▸ **Aim of the task**
Omit any picture, and return the remaining data exactly as written.

▸ **Raw data**
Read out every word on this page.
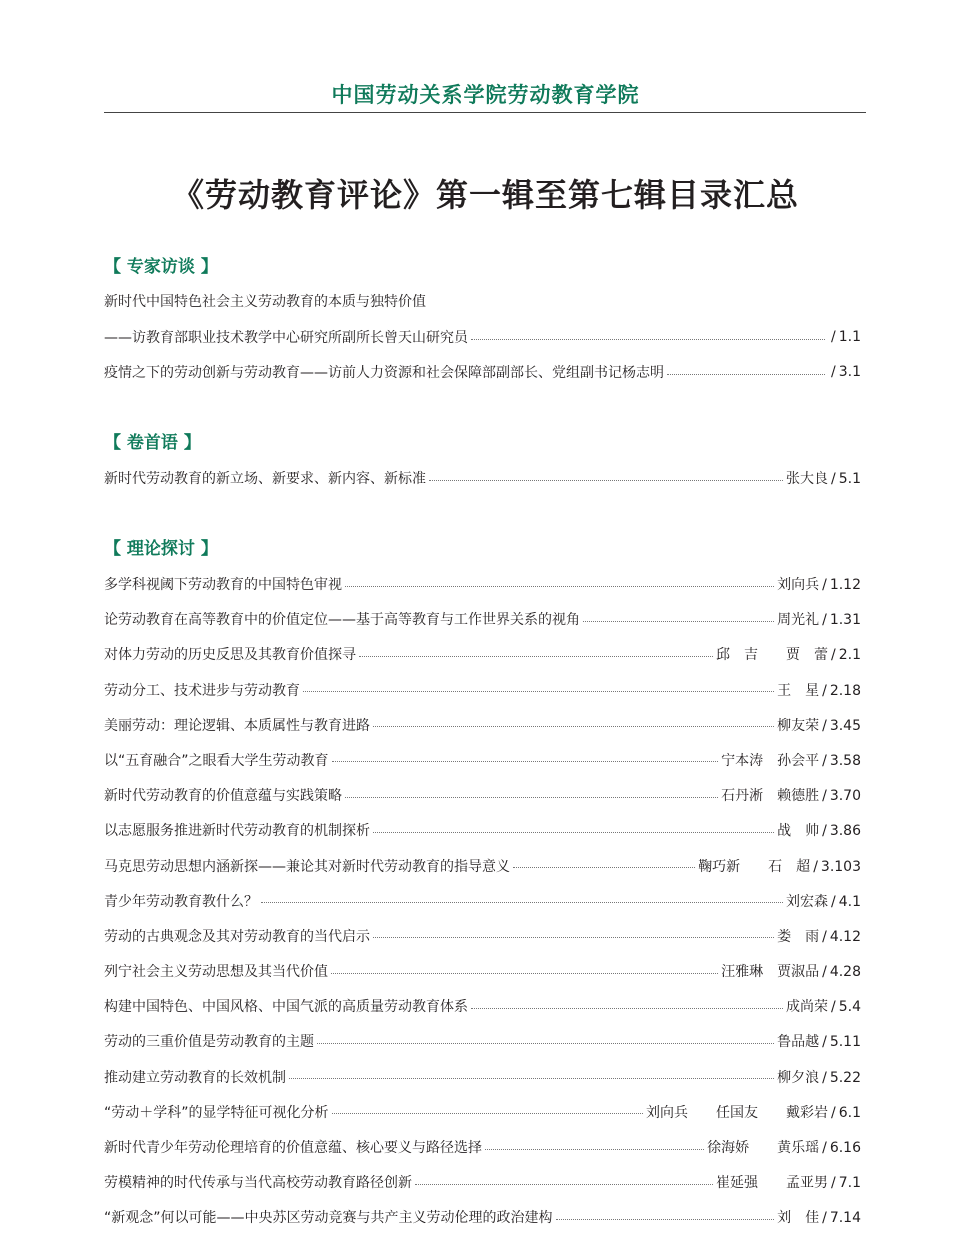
中国劳动关系学院劳动教育学院
《劳动教育评论》第一辑至第七辑目录汇总
【 专家访谈 】
新时代中国特色社会主义劳动教育的本质与独特价值
——访教育部职业技术教学中心研究所副所长曾天山研究员	/ 1.1
疫情之下的劳动创新与劳动教育——访前人力资源和社会保障部副部长、党组副书记杨志明	/ 3.1
【 卷首语 】
新时代劳动教育的新立场、新要求、新内容、新标准	张大良 / 5.1
【 理论探讨 】
多学科视阈下劳动教育的中国特色审视	刘向兵 / 1.12
论劳动教育在高等教育中的价值定位——基于高等教育与工作世界关系的视角	周光礼 / 1.31
对体力劳动的历史反思及其教育价值探寻	邱　吉　　贾　蕾 / 2.1
劳动分工、技术进步与劳动教育	王　星 / 2.18
美丽劳动：理论逻辑、本质属性与教育进路	柳友荣 / 3.45
以“五育融合”之眼看大学生劳动教育	宁本涛　孙会平 / 3.58
新时代劳动教育的价值意蕴与实践策略	石丹淅　赖德胜 / 3.70
以志愿服务推进新时代劳动教育的机制探析	战　帅 / 3.86
马克思劳动思想内涵新探——兼论其对新时代劳动教育的指导意义	鞠巧新　　石　超 / 3.103
青少年劳动教育教什么？	刘宏森 / 4.1
劳动的古典观念及其对劳动教育的当代启示	娄　雨 / 4.12
列宁社会主义劳动思想及其当代价值	汪雅琳　贾淑品 / 4.28
构建中国特色、中国风格、中国气派的高质量劳动教育体系	成尚荣 / 5.4
劳动的三重价值是劳动教育的主题	鲁品越 / 5.11
推动建立劳动教育的长效机制	柳夕浪 / 5.22
“劳动＋学科”的显学特征可视化分析	刘向兵　　任国友　　戴彩岩 / 6.1
新时代青少年劳动伦理培育的价值意蕴、核心要义与路径选择	徐海娇　　黄乐瑶 / 6.16
劳模精神的时代传承与当代高校劳动教育路径创新	崔延强　　孟亚男 / 7.1
“新观念”何以可能——中央苏区劳动竞赛与共产主义劳动伦理的政治建构	刘　佳 / 7.14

▸ **Solution to this exercise**
Read out every word on this page.
中国劳动关系学院劳动教育学院
《劳动教育评论》第一辑至第七辑目录汇总
【 专家访谈 】
新时代中国特色社会主义劳动教育的本质与独特价值
——访教育部职业技术教学中心研究所副所长曾天山研究员	/ 1.1
疫情之下的劳动创新与劳动教育——访前人力资源和社会保障部副部长、党组副书记杨志明	/ 3.1
【 卷首语 】
新时代劳动教育的新立场、新要求、新内容、新标准	张大良 / 5.1
【 理论探讨 】
多学科视阈下劳动教育的中国特色审视	刘向兵 / 1.12
论劳动教育在高等教育中的价值定位——基于高等教育与工作世界关系的视角	周光礼 / 1.31
对体力劳动的历史反思及其教育价值探寻	邱　吉　　贾　蕾 / 2.1
劳动分工、技术进步与劳动教育	王　星 / 2.18
美丽劳动：理论逻辑、本质属性与教育进路	柳友荣 / 3.45
以“五育融合”之眼看大学生劳动教育	宁本涛　孙会平 / 3.58
新时代劳动教育的价值意蕴与实践策略	石丹淅　赖德胜 / 3.70
以志愿服务推进新时代劳动教育的机制探析	战　帅 / 3.86
马克思劳动思想内涵新探——兼论其对新时代劳动教育的指导意义	鞠巧新　　石　超 / 3.103
青少年劳动教育教什么？	刘宏森 / 4.1
劳动的古典观念及其对劳动教育的当代启示	娄　雨 / 4.12
列宁社会主义劳动思想及其当代价值	汪雅琳　贾淑品 / 4.28
构建中国特色、中国风格、中国气派的高质量劳动教育体系	成尚荣 / 5.4
劳动的三重价值是劳动教育的主题	鲁品越 / 5.11
推动建立劳动教育的长效机制	柳夕浪 / 5.22
“劳动＋学科”的显学特征可视化分析	刘向兵　　任国友　　戴彩岩 / 6.1
新时代青少年劳动伦理培育的价值意蕴、核心要义与路径选择	徐海娇　　黄乐瑶 / 6.16
劳模精神的时代传承与当代高校劳动教育路径创新	崔延强　　孟亚男 / 7.1
“新观念”何以可能——中央苏区劳动竞赛与共产主义劳动伦理的政治建构	刘　佳 / 7.14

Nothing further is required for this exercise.